'''

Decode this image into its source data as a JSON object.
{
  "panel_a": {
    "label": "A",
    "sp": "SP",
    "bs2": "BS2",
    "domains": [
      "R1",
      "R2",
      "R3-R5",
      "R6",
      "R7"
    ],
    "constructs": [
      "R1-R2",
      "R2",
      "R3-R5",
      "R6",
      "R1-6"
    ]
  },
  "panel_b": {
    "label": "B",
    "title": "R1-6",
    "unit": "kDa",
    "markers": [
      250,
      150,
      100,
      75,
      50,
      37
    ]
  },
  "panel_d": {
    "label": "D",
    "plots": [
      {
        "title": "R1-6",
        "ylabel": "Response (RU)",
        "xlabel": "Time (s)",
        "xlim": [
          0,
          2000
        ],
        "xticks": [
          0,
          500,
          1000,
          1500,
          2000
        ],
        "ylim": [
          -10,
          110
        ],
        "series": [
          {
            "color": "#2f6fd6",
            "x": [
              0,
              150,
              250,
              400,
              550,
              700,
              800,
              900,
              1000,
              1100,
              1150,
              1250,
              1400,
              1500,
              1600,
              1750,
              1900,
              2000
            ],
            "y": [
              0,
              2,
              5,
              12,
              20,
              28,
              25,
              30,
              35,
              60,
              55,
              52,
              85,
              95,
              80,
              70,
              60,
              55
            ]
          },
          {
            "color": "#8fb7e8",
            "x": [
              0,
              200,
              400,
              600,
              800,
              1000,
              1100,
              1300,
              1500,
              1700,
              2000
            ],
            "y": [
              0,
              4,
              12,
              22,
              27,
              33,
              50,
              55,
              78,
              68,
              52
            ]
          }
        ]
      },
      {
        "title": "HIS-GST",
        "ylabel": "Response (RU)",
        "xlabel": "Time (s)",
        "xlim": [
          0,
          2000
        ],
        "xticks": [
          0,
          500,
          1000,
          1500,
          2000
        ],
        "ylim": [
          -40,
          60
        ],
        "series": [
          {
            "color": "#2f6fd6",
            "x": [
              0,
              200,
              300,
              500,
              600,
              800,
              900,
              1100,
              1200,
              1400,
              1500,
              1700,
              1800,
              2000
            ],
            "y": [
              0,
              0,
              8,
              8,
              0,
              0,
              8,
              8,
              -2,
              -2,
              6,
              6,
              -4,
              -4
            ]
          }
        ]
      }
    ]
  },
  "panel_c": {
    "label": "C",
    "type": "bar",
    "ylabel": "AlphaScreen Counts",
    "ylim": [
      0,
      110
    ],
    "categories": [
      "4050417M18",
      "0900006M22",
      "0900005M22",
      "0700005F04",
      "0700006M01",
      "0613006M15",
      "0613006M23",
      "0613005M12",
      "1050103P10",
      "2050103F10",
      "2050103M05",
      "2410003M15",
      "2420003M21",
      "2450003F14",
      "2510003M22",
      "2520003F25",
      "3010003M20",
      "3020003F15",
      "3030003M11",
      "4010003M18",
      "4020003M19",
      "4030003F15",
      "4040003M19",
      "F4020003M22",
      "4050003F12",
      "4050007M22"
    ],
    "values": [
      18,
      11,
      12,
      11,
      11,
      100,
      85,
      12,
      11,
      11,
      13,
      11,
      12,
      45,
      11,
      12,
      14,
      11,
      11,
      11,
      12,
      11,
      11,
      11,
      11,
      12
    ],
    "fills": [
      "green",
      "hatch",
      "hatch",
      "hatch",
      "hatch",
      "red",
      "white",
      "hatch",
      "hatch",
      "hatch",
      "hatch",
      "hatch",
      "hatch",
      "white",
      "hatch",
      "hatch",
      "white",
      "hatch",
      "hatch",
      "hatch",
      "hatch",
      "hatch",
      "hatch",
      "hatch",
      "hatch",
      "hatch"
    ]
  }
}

'''
'''

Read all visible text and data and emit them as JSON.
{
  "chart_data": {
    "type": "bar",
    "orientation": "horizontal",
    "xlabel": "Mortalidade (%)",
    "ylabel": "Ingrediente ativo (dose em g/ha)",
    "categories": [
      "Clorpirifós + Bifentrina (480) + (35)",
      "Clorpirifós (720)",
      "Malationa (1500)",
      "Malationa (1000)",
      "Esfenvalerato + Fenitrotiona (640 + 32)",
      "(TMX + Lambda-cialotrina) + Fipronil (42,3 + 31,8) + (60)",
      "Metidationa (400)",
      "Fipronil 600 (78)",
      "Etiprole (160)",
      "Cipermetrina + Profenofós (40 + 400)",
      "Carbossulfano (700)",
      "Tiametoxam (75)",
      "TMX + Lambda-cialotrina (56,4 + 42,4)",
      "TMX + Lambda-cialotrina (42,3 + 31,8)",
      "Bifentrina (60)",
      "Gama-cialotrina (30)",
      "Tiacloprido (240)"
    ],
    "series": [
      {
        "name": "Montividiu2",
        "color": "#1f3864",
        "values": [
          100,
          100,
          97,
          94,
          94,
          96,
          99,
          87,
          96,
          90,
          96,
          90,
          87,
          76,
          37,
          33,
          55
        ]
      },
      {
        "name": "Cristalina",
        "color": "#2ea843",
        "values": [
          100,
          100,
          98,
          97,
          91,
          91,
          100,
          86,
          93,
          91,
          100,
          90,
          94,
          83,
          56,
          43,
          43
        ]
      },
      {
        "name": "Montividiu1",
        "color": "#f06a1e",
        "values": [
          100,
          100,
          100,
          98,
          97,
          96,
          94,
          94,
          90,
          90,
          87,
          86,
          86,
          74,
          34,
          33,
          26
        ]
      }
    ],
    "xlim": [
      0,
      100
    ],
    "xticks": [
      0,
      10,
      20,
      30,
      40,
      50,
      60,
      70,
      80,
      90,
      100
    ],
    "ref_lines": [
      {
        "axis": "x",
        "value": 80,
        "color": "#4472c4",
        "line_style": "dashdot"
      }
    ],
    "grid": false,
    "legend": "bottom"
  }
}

'''

### Exercise
Work out how many lines of the data above hold the word "JSON", and write only the count.

### The response
2